TASK INSTRUCTIONS:
Write out all the entries word for word and omit any pictures.

* Start EXTRACTED RECORDS *

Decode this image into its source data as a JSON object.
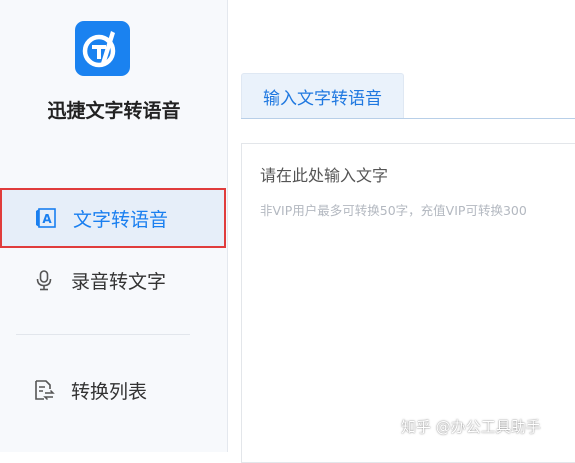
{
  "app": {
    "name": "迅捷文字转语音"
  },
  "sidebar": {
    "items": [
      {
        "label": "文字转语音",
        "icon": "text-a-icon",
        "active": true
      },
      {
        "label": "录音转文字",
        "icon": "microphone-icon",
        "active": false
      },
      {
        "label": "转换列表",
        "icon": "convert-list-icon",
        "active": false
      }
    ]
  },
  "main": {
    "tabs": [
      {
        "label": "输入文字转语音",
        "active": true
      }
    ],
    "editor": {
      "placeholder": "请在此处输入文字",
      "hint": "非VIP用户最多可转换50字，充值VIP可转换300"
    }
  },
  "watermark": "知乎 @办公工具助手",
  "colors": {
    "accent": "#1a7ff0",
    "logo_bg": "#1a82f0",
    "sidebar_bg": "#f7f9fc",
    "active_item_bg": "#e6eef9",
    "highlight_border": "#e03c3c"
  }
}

* End EXTRACTED RECORDS *

RESULT FOR THIS EXERCISE:
Decode this image into its source data as a JSON object.
{
  "app": {
    "name": "迅捷文字转语音"
  },
  "sidebar": {
    "items": [
      {
        "label": "文字转语音",
        "icon": "text-a-icon",
        "active": true
      },
      {
        "label": "录音转文字",
        "icon": "microphone-icon",
        "active": false
      },
      {
        "label": "转换列表",
        "icon": "convert-list-icon",
        "active": false
      }
    ]
  },
  "main": {
    "tabs": [
      {
        "label": "输入文字转语音",
        "active": true
      }
    ],
    "editor": {
      "placeholder": "请在此处输入文字",
      "hint": "非VIP用户最多可转换50字，充值VIP可转换300"
    }
  },
  "watermark": "知乎 @办公工具助手",
  "colors": {
    "accent": "#1a7ff0",
    "logo_bg": "#1a82f0",
    "sidebar_bg": "#f7f9fc",
    "active_item_bg": "#e6eef9",
    "highlight_border": "#e03c3c"
  }
}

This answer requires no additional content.